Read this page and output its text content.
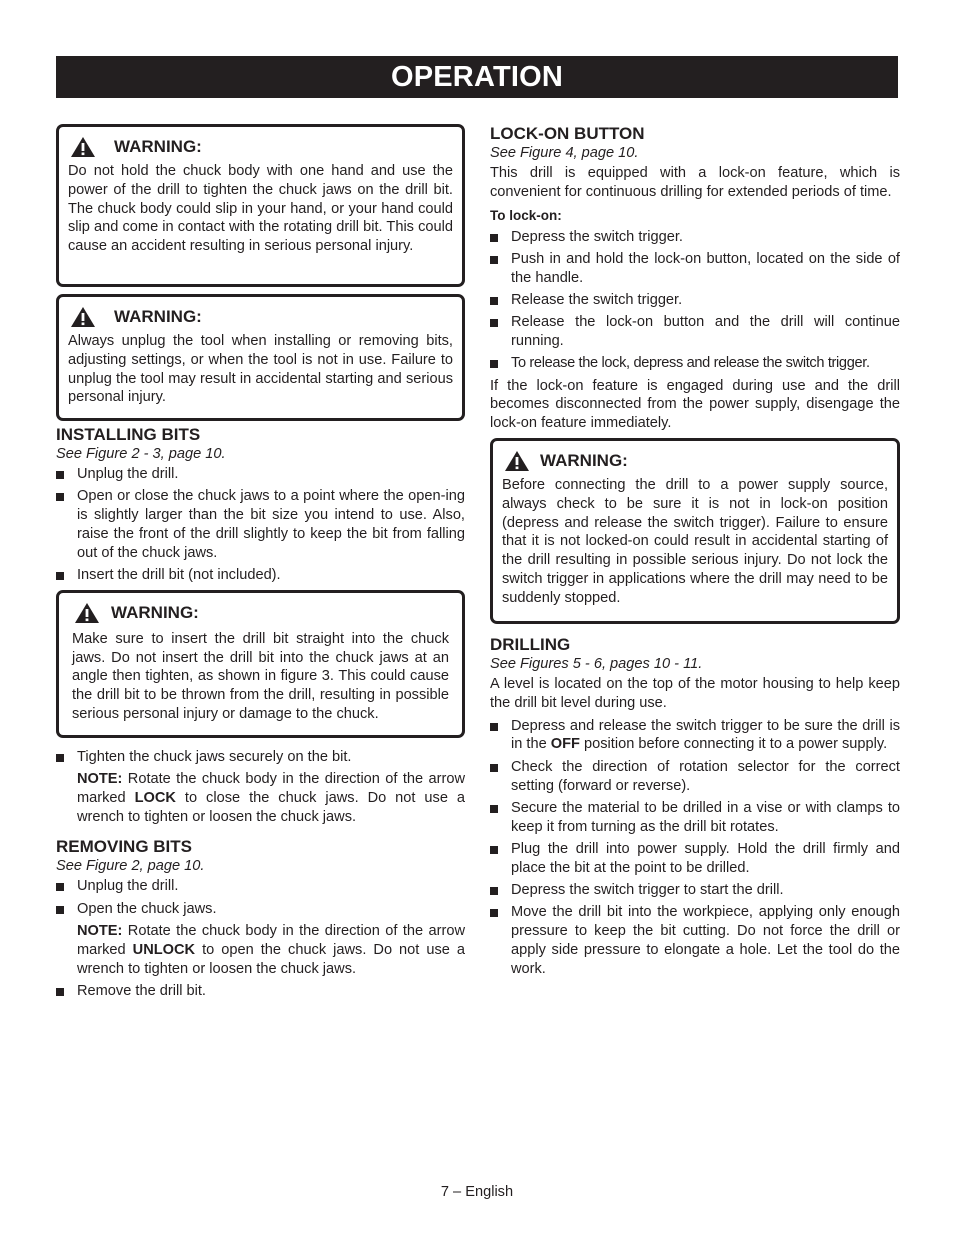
OPERATION
WARNING:
Do not hold the chuck body with one hand and use the power of the drill to tighten the chuck jaws on the drill bit. The chuck body could slip in your hand, or your hand could slip and come in contact with the rotating drill bit. This could cause an accident resulting in serious personal injury.
WARNING:
Always unplug the tool when installing or removing bits, adjusting settings, or when the tool is not in use. Failure to unplug the tool may result in accidental starting and serious personal injury.
INSTALLING BITS
See Figure 2 - 3, page 10.
Unplug the drill.
Open or close the chuck jaws to a point where the open-ing is slightly larger than the bit size you intend to use. Also, raise the front of the drill slightly to keep the bit from falling out of the chuck jaws.
Insert the drill bit (not included).
WARNING:
Make sure to insert the drill bit straight into the chuck jaws. Do not insert the drill bit into the chuck jaws at an angle then tighten, as shown in figure 3. This could cause the drill bit to be thrown from the drill, resulting in possible serious personal injury or damage to the chuck.
Tighten the chuck jaws securely on the bit.
NOTE: Rotate the chuck body in the direction of the arrow marked LOCK to close the chuck jaws. Do not use a wrench to tighten or loosen the chuck jaws.
REMOVING BITS
See Figure 2, page 10.
Unplug the drill.
Open the chuck jaws.
NOTE: Rotate the chuck body in the direction of the arrow marked UNLOCK to open the chuck jaws. Do not use a wrench to tighten or loosen the chuck jaws.
Remove the drill bit.
LOCK-ON BUTTON
See Figure 4, page 10.

This drill is equipped with a lock-on feature, which is convenient for continuous drilling for extended periods of time.

To lock-on:
Depress the switch trigger.
Push in and hold the lock-on button, located on the side of the handle.
Release the switch trigger.
Release the lock-on button and the drill will continue running.
To release the lock, depress and release the switch trigger.

If the lock-on feature is engaged during use and the drill becomes disconnected from the power supply, disengage the lock-on feature immediately.

WARNING:
Before connecting the drill to a power supply source, always check to be sure it is not in lock-on position (depress and release the switch trigger). Failure to ensure that it is not locked-on could result in accidental starting of the drill resulting in possible serious injury. Do not lock the switch trigger in applications where the drill may need to be suddenly stopped.
DRILLING
See Figures 5 - 6, pages 10 - 11.

A level is located on the top of the motor housing to help keep the drill bit level during use.

Depress and release the switch trigger to be sure the drill is in the OFF position before connecting it to a power supply.
Check the direction of rotation selector for the correct setting (forward or reverse).
Secure the material to be drilled in a vise or with clamps to keep it from turning as the drill bit rotates.
Plug the drill into power supply. Hold the drill firmly and place the bit at the point to be drilled.
Depress the switch trigger to start the drill.
Move the drill bit into the workpiece, applying only enough pressure to keep the bit cutting. Do not force the drill or apply side pressure to elongate a hole. Let the tool do the work.
7 – English
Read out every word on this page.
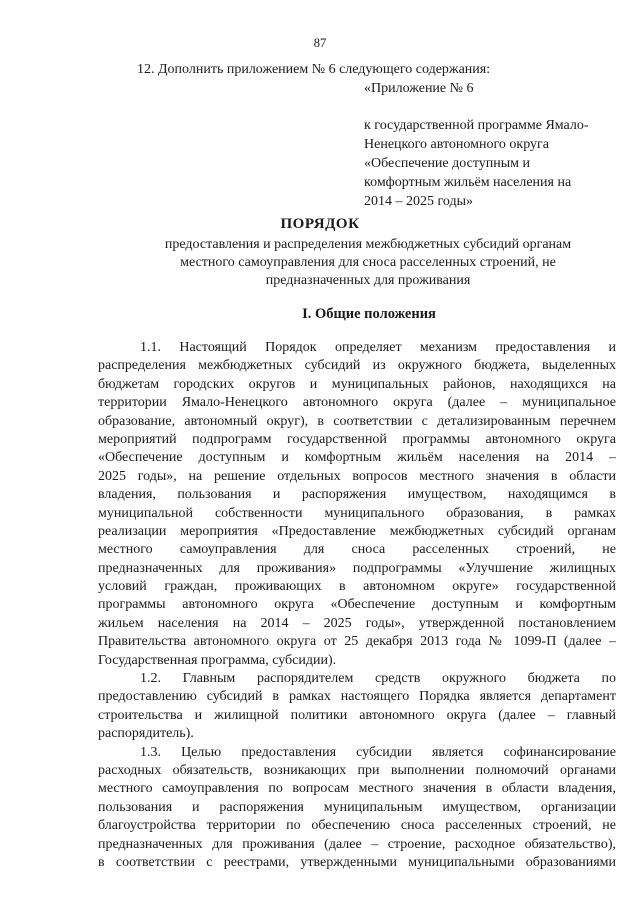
87
12. Дополнить приложением № 6 следующего содержания:
«Приложение № 6
к государственной программе Ямало-
Ненецкого автономного округа
«Обеспечение доступным и
комфортным жильём населения на
2014 – 2025 годы»
ПОРЯДОК
предоставления и распределения межбюджетных субсидий органам
местного самоуправления для сноса расселенных строений, не
предназначенных для проживания
I. Общие положения
1.1. Настоящий Порядок определяет механизм предоставления и
распределения межбюджетных субсидий из окружного бюджета, выделенных
бюджетам городских округов и муниципальных районов, находящихся на
территории Ямало-Ненецкого автономного округа (далее – муниципальное
образование, автономный округ), в соответствии с детализированным перечнем
мероприятий подпрограмм государственной программы автономного округа
«Обеспечение доступным и комфортным жильём населения на 2014 –
2025 годы», на решение отдельных вопросов местного значения в области
владения, пользования и распоряжения имуществом, находящимся в
муниципальной собственности муниципального образования, в рамках
реализации мероприятия «Предоставление межбюджетных субсидий органам
местного самоуправления для сноса расселенных строений, не
предназначенных для проживания» подпрограммы «Улучшение жилищных
условий граждан, проживающих в автономном округе» государственной
программы автономного округа «Обеспечение доступным и комфортным
жильем населения на 2014 – 2025 годы», утвержденной постановлением
Правительства автономного округа от 25 декабря 2013 года № 1099-П (далее –
Государственная программа, субсидии).
1.2. Главным распорядителем средств окружного бюджета по
предоставлению субсидий в рамках настоящего Порядка является департамент
строительства и жилищной политики автономного округа (далее – главный
распорядитель).
1.3. Целью предоставления субсидии является софинансирование
расходных обязательств, возникающих при выполнении полномочий органами
местного самоуправления по вопросам местного значения в области владения,
пользования и распоряжения муниципальным имуществом, организации
благоустройства территории по обеспечению сноса расселенных строений, не
предназначенных для проживания (далее – строение, расходное обязательство),
в соответствии с реестрами, утвержденными муниципальными образованиями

• [GIVEN PROBLEM]:
Repeat each record exactly, with the pictures left out.

• [RESPONSE TO THIS EXERCISE]:
Read this page and output its text content.
OPERATION
WARNING:
Do not hold the chuck body with one hand and use the power of the drill to tighten the chuck jaws on the drill bit. The chuck body could slip in your hand, or your hand could slip and come in contact with the rotating drill bit. This could cause an accident resulting in serious personal injury.
WARNING:
Always unplug the tool when installing or removing bits, adjusting settings, or when the tool is not in use. Failure to unplug the tool may result in accidental starting and serious personal injury.
INSTALLING BITS
See Figure 2 - 3, page 10.
Unplug the drill.
Open or close the chuck jaws to a point where the open-ing is slightly larger than the bit size you intend to use. Also, raise the front of the drill slightly to keep the bit from falling out of the chuck jaws.
Insert the drill bit (not included).
WARNING:
Make sure to insert the drill bit straight into the chuck jaws. Do not insert the drill bit into the chuck jaws at an angle then tighten, as shown in figure 3. This could cause the drill bit to be thrown from the drill, resulting in possible serious personal injury or damage to the chuck.
Tighten the chuck jaws securely on the bit.
NOTE: Rotate the chuck body in the direction of the arrow marked LOCK to close the chuck jaws. Do not use a wrench to tighten or loosen the chuck jaws.
REMOVING BITS
See Figure 2, page 10.
Unplug the drill.
Open the chuck jaws.
NOTE: Rotate the chuck body in the direction of the arrow marked UNLOCK to open the chuck jaws. Do not use a wrench to tighten or loosen the chuck jaws.
Remove the drill bit.
LOCK-ON BUTTON
See Figure 4, page 10.

This drill is equipped with a lock-on feature, which is convenient for continuous drilling for extended periods of time.

To lock-on:
Depress the switch trigger.
Push in and hold the lock-on button, located on the side of the handle.
Release the switch trigger.
Release the lock-on button and the drill will continue running.
To release the lock, depress and release the switch trigger.

If the lock-on feature is engaged during use and the drill becomes disconnected from the power supply, disengage the lock-on feature immediately.

WARNING:
Before connecting the drill to a power supply source, always check to be sure it is not in lock-on position (depress and release the switch trigger). Failure to ensure that it is not locked-on could result in accidental starting of the drill resulting in possible serious injury. Do not lock the switch trigger in applications where the drill may need to be suddenly stopped.
DRILLING
See Figures 5 - 6, pages 10 - 11.

A level is located on the top of the motor housing to help keep the drill bit level during use.

Depress and release the switch trigger to be sure the drill is in the OFF position before connecting it to a power supply.
Check the direction of rotation selector for the correct setting (forward or reverse).
Secure the material to be drilled in a vise or with clamps to keep it from turning as the drill bit rotates.
Plug the drill into power supply. Hold the drill firmly and place the bit at the point to be drilled.
Depress the switch trigger to start the drill.
Move the drill bit into the workpiece, applying only enough pressure to keep the bit cutting. Do not force the drill or apply side pressure to elongate a hole. Let the tool do the work.
7 – English
Read out every word on this page.
87
12. Дополнить приложением № 6 следующего содержания:
«Приложение № 6
к государственной программе Ямало-
Ненецкого автономного округа
«Обеспечение доступным и
комфортным жильём населения на
2014 – 2025 годы»
ПОРЯДОК
предоставления и распределения межбюджетных субсидий органам
местного самоуправления для сноса расселенных строений, не
предназначенных для проживания
I. Общие положения
1.1. Настоящий Порядок определяет механизм предоставления и
распределения межбюджетных субсидий из окружного бюджета, выделенных
бюджетам городских округов и муниципальных районов, находящихся на
территории Ямало-Ненецкого автономного округа (далее – муниципальное
образование, автономный округ), в соответствии с детализированным перечнем
мероприятий подпрограмм государственной программы автономного округа
«Обеспечение доступным и комфортным жильём населения на 2014 –
2025 годы», на решение отдельных вопросов местного значения в области
владения, пользования и распоряжения имуществом, находящимся в
муниципальной собственности муниципального образования, в рамках
реализации мероприятия «Предоставление межбюджетных субсидий органам
местного самоуправления для сноса расселенных строений, не
предназначенных для проживания» подпрограммы «Улучшение жилищных
условий граждан, проживающих в автономном округе» государственной
программы автономного округа «Обеспечение доступным и комфортным
жильем населения на 2014 – 2025 годы», утвержденной постановлением
Правительства автономного округа от 25 декабря 2013 года № 1099-П (далее –
Государственная программа, субсидии).
1.2. Главным распорядителем средств окружного бюджета по
предоставлению субсидий в рамках настоящего Порядка является департамент
строительства и жилищной политики автономного округа (далее – главный
распорядитель).
1.3. Целью предоставления субсидии является софинансирование
расходных обязательств, возникающих при выполнении полномочий органами
местного самоуправления по вопросам местного значения в области владения,
пользования и распоряжения муниципальным имуществом, организации
благоустройства территории по обеспечению сноса расселенных строений, не
предназначенных для проживания (далее – строение, расходное обязательство),
в соответствии с реестрами, утвержденными муниципальными образованиями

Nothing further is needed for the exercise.